_GOAL:_ Where a line contains the string "читала", copy that line.

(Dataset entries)
____________________

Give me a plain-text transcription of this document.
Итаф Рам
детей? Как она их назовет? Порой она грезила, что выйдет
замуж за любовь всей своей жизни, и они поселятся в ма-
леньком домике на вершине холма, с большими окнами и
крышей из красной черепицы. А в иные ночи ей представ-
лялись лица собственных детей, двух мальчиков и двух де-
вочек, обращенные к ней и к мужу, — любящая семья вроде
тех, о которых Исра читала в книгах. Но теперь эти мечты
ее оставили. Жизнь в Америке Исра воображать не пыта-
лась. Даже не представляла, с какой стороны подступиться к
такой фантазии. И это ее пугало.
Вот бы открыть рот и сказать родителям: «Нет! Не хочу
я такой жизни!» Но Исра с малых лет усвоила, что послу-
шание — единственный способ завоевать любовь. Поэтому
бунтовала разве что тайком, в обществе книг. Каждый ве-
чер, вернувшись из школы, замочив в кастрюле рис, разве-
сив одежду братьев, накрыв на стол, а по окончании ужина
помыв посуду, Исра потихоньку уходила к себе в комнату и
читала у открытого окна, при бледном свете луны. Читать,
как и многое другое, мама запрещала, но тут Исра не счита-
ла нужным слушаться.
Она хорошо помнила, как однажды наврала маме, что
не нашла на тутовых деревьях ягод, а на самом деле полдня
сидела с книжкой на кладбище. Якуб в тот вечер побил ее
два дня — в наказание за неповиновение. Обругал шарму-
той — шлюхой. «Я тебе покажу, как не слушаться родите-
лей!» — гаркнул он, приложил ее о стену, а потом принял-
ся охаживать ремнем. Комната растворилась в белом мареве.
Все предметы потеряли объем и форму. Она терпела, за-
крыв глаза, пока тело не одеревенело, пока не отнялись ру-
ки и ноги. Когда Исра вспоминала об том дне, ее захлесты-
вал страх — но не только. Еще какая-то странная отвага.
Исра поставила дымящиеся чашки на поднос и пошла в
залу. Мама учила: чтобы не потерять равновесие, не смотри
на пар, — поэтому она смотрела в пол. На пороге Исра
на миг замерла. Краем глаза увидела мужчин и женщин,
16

____________________

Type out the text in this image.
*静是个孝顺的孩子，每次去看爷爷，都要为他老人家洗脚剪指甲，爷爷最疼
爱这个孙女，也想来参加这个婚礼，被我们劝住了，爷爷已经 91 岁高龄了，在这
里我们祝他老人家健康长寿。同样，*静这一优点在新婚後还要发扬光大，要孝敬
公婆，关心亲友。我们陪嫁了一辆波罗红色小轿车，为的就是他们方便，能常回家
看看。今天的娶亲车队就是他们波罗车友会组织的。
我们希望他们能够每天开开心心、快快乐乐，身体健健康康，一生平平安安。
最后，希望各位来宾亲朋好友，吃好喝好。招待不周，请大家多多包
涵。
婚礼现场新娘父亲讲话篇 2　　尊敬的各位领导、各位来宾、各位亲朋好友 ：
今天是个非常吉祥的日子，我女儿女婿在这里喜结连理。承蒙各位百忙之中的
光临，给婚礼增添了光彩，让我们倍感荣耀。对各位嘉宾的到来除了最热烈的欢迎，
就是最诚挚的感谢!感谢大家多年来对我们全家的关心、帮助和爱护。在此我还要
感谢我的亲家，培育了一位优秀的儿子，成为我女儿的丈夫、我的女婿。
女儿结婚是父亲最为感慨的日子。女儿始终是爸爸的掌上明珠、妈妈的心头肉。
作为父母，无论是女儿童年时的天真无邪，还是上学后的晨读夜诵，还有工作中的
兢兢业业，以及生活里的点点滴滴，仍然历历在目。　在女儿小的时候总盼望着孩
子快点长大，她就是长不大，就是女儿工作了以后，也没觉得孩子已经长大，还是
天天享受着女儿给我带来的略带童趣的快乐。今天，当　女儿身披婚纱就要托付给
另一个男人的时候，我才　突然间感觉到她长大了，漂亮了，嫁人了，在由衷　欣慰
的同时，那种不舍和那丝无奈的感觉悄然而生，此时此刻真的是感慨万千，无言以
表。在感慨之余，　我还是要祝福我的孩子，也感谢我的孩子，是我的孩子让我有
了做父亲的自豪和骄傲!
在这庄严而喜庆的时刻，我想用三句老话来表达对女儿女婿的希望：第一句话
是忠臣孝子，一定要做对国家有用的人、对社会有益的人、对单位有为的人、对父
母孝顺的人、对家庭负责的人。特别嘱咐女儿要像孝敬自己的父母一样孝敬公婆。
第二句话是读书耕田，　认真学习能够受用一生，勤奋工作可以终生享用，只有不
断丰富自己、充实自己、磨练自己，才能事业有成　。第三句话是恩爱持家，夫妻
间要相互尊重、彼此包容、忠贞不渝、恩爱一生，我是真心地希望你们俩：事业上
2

____________________

_EXPECTED ANSWER:_
тех, о которых Исра читала в книгах. Но теперь эти мечты
читала у открытого окна, при бледном свете луны. Читать,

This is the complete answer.